> _Given instruction_: Repeat each record exactly as written, and drop any images.

> _Material shown_:
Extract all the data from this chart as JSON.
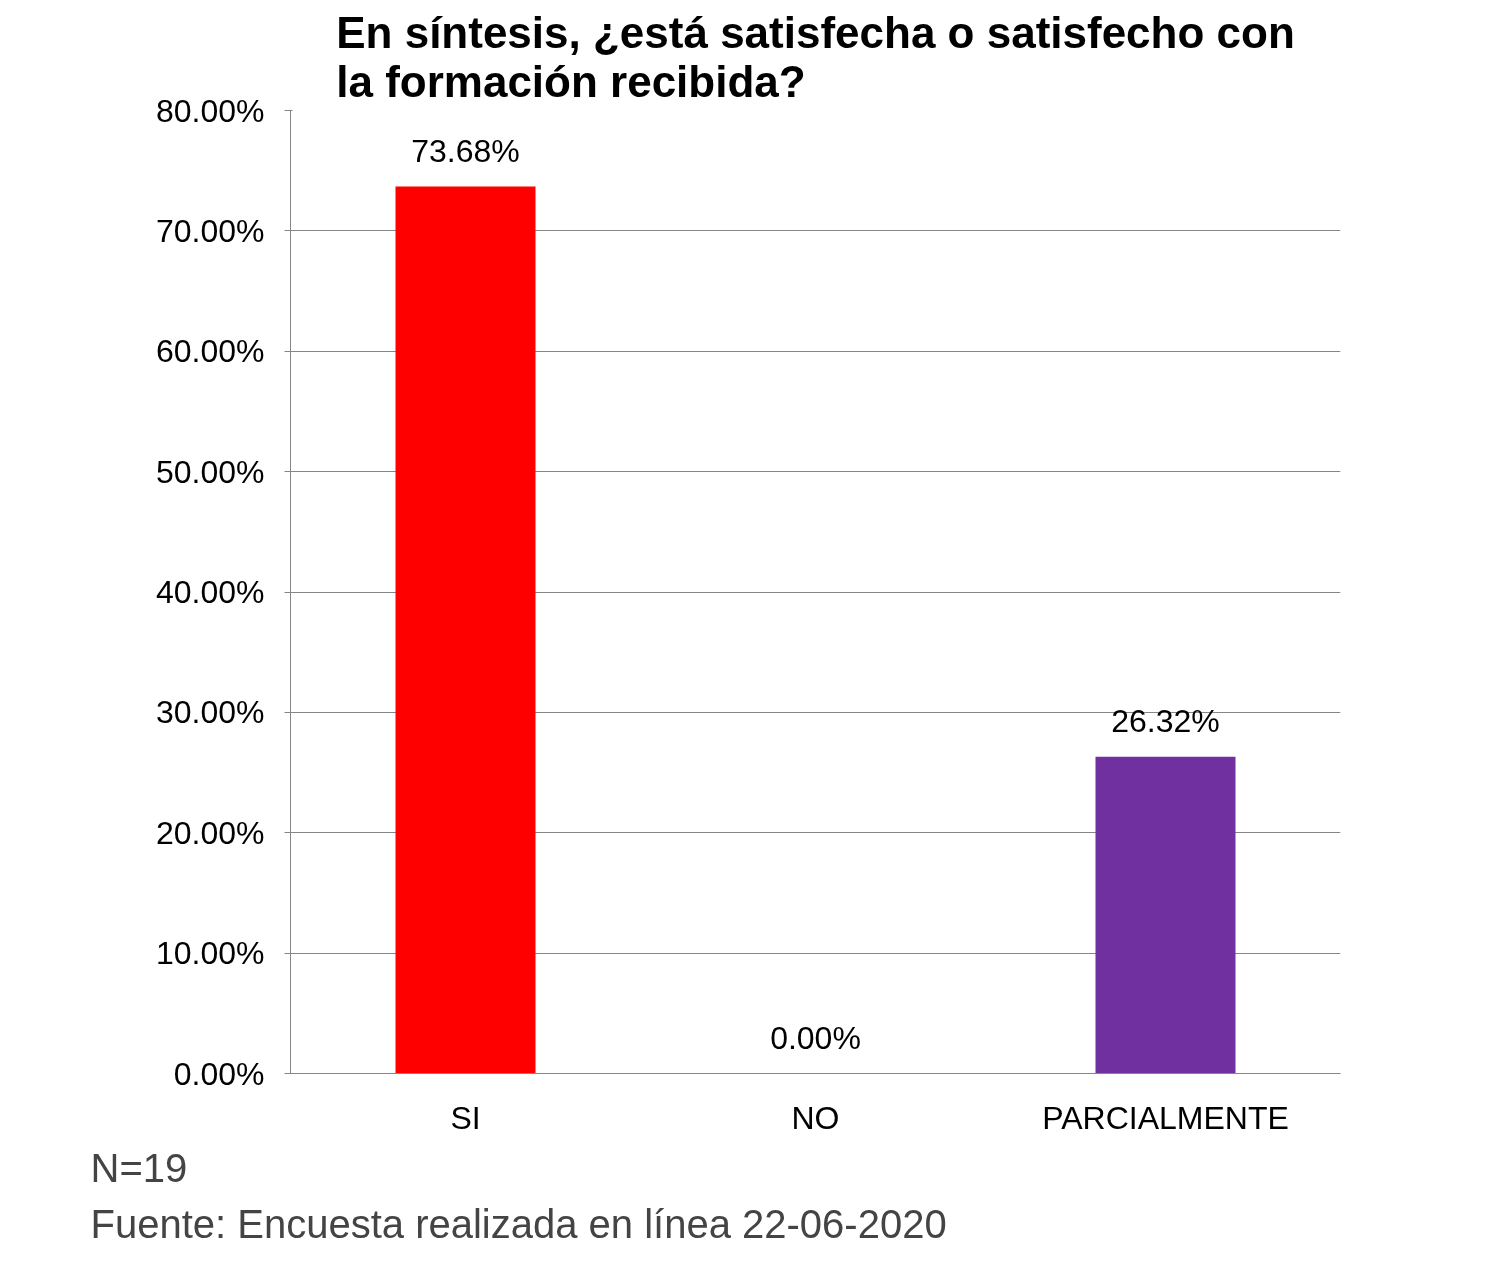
{
  "chart_data": {
    "type": "bar",
    "title": "En síntesis, ¿está satisfecha o satisfecho con la formación recibida?",
    "categories": [
      "SI",
      "NO",
      "PARCIALMENTE"
    ],
    "values": [
      73.68,
      0,
      26.32
    ],
    "colors": [
      "#ff0000",
      "#4f81bd",
      "#7030a0"
    ],
    "value_labels": [
      "73.68%",
      "0.00%",
      "26.32%"
    ],
    "ylim": [
      0,
      80
    ],
    "yticks": [
      {
        "value": 0,
        "label": "0.00%"
      },
      {
        "value": 10,
        "label": "10.00%"
      },
      {
        "value": 20,
        "label": "20.00%"
      },
      {
        "value": 30,
        "label": "30.00%"
      },
      {
        "value": 40,
        "label": "40.00%"
      },
      {
        "value": 50,
        "label": "50.00%"
      },
      {
        "value": 60,
        "label": "60.00%"
      },
      {
        "value": 70,
        "label": "70.00%"
      },
      {
        "value": 80,
        "label": "80.00%"
      }
    ],
    "grid": "y",
    "annotations": [
      "N=19",
      "Fuente: Encuesta realizada en línea 22-06-2020"
    ]
  }
}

> _Exercise output_:
Extract all the data from this chart as JSON.
{
  "chart_data": {
    "type": "bar",
    "title": "En síntesis, ¿está satisfecha o satisfecho con la formación recibida?",
    "categories": [
      "SI",
      "NO",
      "PARCIALMENTE"
    ],
    "values": [
      73.68,
      0,
      26.32
    ],
    "colors": [
      "#ff0000",
      "#4f81bd",
      "#7030a0"
    ],
    "value_labels": [
      "73.68%",
      "0.00%",
      "26.32%"
    ],
    "ylim": [
      0,
      80
    ],
    "yticks": [
      {
        "value": 0,
        "label": "0.00%"
      },
      {
        "value": 10,
        "label": "10.00%"
      },
      {
        "value": 20,
        "label": "20.00%"
      },
      {
        "value": 30,
        "label": "30.00%"
      },
      {
        "value": 40,
        "label": "40.00%"
      },
      {
        "value": 50,
        "label": "50.00%"
      },
      {
        "value": 60,
        "label": "60.00%"
      },
      {
        "value": 70,
        "label": "70.00%"
      },
      {
        "value": 80,
        "label": "80.00%"
      }
    ],
    "grid": "y",
    "annotations": [
      "N=19",
      "Fuente: Encuesta realizada en línea 22-06-2020"
    ]
  }
}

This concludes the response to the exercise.